• **Objective**
Reproduce every record below exactly as written, leaving out any pictures.

***

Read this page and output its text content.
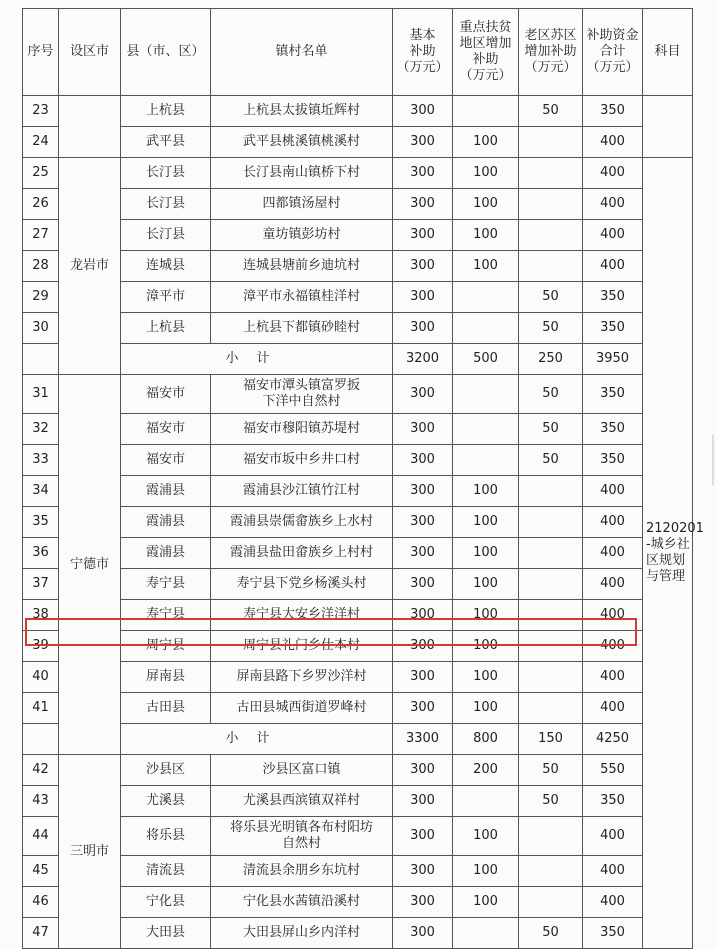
序号	设区市	县（市、区）	镇村名单	基本
补助
（万元）	重点扶贫
地区增加
补助
（万元）	老区苏区
增加补助
（万元）	补助资金
合计
（万元）	科目
23		上杭县	上杭县太拔镇坵辉村	300		50	350	
24		武平县	武平县桃溪镇桃溪村	300	100		400	
25	龙岩市	长汀县	长汀县南山镇桥下村	300	100		400	2120201
-城乡社
区规划
与管理
26		长汀县	四都镇汤屋村	300	100		400	
27		长汀县	童坊镇彭坊村	300	100		400	
28		连城县	连城县塘前乡迪坑村	300	100		400	
29		漳平市	漳平市永福镇桂洋村	300		50	350	
30		上杭县	上杭县下都镇砂睦村	300		50	350	
		小计		3200	500	250	3950	
31	宁德市	福安市	福安市潭头镇富罗扳
下洋中自然村	300		50	350	
32		福安市	福安市穆阳镇苏堤村	300		50	350	
33		福安市	福安市坂中乡井口村	300		50	350	
34		霞浦县	霞浦县沙江镇竹江村	300	100		400	
35		霞浦县	霞浦县崇儒畲族乡上水村	300	100		400	
36		霞浦县	霞浦县盐田畲族乡上村村	300	100		400	
37		寿宁县	寿宁县下党乡杨溪头村	300	100		400	
38		寿宁县	寿宁县大安乡洋洋村	300	100		400	
39		周宁县	周宁县礼门乡仕本村	300	100		400	
40		屏南县	屏南县路下乡罗沙洋村	300	100		400	
41		古田县	古田县城西街道罗峰村	300	100		400	
		小计		3300	800	150	4250	
42	三明市	沙县区	沙县区富口镇	300	200	50	550	
43		尤溪县	尤溪县西滨镇双祥村	300		50	350	
44		将乐县	将乐县光明镇各布村阳坊
自然村	300	100		400	
45		清流县	清流县余朋乡东坑村	300	100		400	
46		宁化县	宁化县水茜镇沿溪村	300	100		400	
47		大田县	大田县屏山乡内洋村	300		50	350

***

• **Reply**
Read this page and output its text content.
序号	设区市	县（市、区）	镇村名单	基本
补助
（万元）	重点扶贫
地区增加
补助
（万元）	老区苏区
增加补助
（万元）	补助资金
合计
（万元）	科目
23		上杭县	上杭县太拔镇坵辉村	300		50	350	
24		武平县	武平县桃溪镇桃溪村	300	100		400	
25	龙岩市	长汀县	长汀县南山镇桥下村	300	100		400	2120201
-城乡社
区规划
与管理
26		长汀县	四都镇汤屋村	300	100		400	
27		长汀县	童坊镇彭坊村	300	100		400	
28		连城县	连城县塘前乡迪坑村	300	100		400	
29		漳平市	漳平市永福镇桂洋村	300		50	350	
30		上杭县	上杭县下都镇砂睦村	300		50	350	
		小计		3200	500	250	3950	
31	宁德市	福安市	福安市潭头镇富罗扳
下洋中自然村	300		50	350	
32		福安市	福安市穆阳镇苏堤村	300		50	350	
33		福安市	福安市坂中乡井口村	300		50	350	
34		霞浦县	霞浦县沙江镇竹江村	300	100		400	
35		霞浦县	霞浦县崇儒畲族乡上水村	300	100		400	
36		霞浦县	霞浦县盐田畲族乡上村村	300	100		400	
37		寿宁县	寿宁县下党乡杨溪头村	300	100		400	
38		寿宁县	寿宁县大安乡洋洋村	300	100		400	
39		周宁县	周宁县礼门乡仕本村	300	100		400	
40		屏南县	屏南县路下乡罗沙洋村	300	100		400	
41		古田县	古田县城西街道罗峰村	300	100		400	
		小计		3300	800	150	4250	
42	三明市	沙县区	沙县区富口镇	300	200	50	550	
43		尤溪县	尤溪县西滨镇双祥村	300		50	350	
44		将乐县	将乐县光明镇各布村阳坊
自然村	300	100		400	
45		清流县	清流县余朋乡东坑村	300	100		400	
46		宁化县	宁化县水茜镇沿溪村	300	100		400	
47		大田县	大田县屏山乡内洋村	300		50	350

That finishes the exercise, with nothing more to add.